◆ DIRECTIONS FOR THIS TASK:
Your task is to copy the material exactly.

◆ MATERIAL FOR THIS TASK:
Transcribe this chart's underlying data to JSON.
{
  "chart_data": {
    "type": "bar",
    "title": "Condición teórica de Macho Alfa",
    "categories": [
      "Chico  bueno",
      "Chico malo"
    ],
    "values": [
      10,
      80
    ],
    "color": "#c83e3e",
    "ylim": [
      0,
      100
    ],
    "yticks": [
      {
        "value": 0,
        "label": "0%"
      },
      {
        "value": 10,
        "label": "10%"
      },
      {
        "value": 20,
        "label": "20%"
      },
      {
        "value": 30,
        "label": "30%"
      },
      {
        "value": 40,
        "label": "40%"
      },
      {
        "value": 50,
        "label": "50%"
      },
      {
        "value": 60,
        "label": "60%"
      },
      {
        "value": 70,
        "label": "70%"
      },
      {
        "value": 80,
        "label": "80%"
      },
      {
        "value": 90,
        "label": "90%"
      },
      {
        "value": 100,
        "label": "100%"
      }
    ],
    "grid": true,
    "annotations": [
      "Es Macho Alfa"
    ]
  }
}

◆ EXERCISE RESPONSE:
Transcribe this chart's underlying data to JSON.
{
  "chart_data": {
    "type": "bar",
    "title": "Condición teórica de Macho Alfa",
    "categories": [
      "Chico  bueno",
      "Chico malo"
    ],
    "values": [
      10,
      80
    ],
    "color": "#c83e3e",
    "ylim": [
      0,
      100
    ],
    "yticks": [
      {
        "value": 0,
        "label": "0%"
      },
      {
        "value": 10,
        "label": "10%"
      },
      {
        "value": 20,
        "label": "20%"
      },
      {
        "value": 30,
        "label": "30%"
      },
      {
        "value": 40,
        "label": "40%"
      },
      {
        "value": 50,
        "label": "50%"
      },
      {
        "value": 60,
        "label": "60%"
      },
      {
        "value": 70,
        "label": "70%"
      },
      {
        "value": 80,
        "label": "80%"
      },
      {
        "value": 90,
        "label": "90%"
      },
      {
        "value": 100,
        "label": "100%"
      }
    ],
    "grid": true,
    "annotations": [
      "Es Macho Alfa"
    ]
  }
}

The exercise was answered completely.